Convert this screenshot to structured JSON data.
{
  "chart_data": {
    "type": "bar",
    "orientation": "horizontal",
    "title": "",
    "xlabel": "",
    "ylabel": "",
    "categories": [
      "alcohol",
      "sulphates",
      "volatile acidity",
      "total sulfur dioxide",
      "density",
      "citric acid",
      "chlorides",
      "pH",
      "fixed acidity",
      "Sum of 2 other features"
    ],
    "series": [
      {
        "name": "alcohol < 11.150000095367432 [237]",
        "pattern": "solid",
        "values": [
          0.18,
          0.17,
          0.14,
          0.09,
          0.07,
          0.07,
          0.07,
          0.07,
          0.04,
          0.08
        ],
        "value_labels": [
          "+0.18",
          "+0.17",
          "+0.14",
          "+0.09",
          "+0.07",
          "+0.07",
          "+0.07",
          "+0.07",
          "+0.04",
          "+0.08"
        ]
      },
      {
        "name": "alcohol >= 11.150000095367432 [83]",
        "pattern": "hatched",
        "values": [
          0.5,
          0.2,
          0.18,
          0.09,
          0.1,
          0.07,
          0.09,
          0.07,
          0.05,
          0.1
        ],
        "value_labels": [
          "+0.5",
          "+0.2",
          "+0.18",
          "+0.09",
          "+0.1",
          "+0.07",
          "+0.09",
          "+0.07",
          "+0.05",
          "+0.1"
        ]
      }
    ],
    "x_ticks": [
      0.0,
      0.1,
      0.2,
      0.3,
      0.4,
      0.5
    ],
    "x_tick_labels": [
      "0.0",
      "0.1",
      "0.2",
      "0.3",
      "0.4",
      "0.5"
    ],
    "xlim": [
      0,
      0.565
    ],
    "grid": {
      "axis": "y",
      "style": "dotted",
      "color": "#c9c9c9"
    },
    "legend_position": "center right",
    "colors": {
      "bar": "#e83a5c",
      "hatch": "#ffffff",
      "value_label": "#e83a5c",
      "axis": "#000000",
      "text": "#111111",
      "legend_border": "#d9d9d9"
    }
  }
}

__________________________________________________

## Exercise directions
Above are the records; retype every one exactly.

## Exercise output
Convert this screenshot to structured JSON data.
{
  "chart_data": {
    "type": "bar",
    "orientation": "horizontal",
    "title": "",
    "xlabel": "",
    "ylabel": "",
    "categories": [
      "alcohol",
      "sulphates",
      "volatile acidity",
      "total sulfur dioxide",
      "density",
      "citric acid",
      "chlorides",
      "pH",
      "fixed acidity",
      "Sum of 2 other features"
    ],
    "series": [
      {
        "name": "alcohol < 11.150000095367432 [237]",
        "pattern": "solid",
        "values": [
          0.18,
          0.17,
          0.14,
          0.09,
          0.07,
          0.07,
          0.07,
          0.07,
          0.04,
          0.08
        ],
        "value_labels": [
          "+0.18",
          "+0.17",
          "+0.14",
          "+0.09",
          "+0.07",
          "+0.07",
          "+0.07",
          "+0.07",
          "+0.04",
          "+0.08"
        ]
      },
      {
        "name": "alcohol >= 11.150000095367432 [83]",
        "pattern": "hatched",
        "values": [
          0.5,
          0.2,
          0.18,
          0.09,
          0.1,
          0.07,
          0.09,
          0.07,
          0.05,
          0.1
        ],
        "value_labels": [
          "+0.5",
          "+0.2",
          "+0.18",
          "+0.09",
          "+0.1",
          "+0.07",
          "+0.09",
          "+0.07",
          "+0.05",
          "+0.1"
        ]
      }
    ],
    "x_ticks": [
      0.0,
      0.1,
      0.2,
      0.3,
      0.4,
      0.5
    ],
    "x_tick_labels": [
      "0.0",
      "0.1",
      "0.2",
      "0.3",
      "0.4",
      "0.5"
    ],
    "xlim": [
      0,
      0.565
    ],
    "grid": {
      "axis": "y",
      "style": "dotted",
      "color": "#c9c9c9"
    },
    "legend_position": "center right",
    "colors": {
      "bar": "#e83a5c",
      "hatch": "#ffffff",
      "value_label": "#e83a5c",
      "axis": "#000000",
      "text": "#111111",
      "legend_border": "#d9d9d9"
    }
  }
}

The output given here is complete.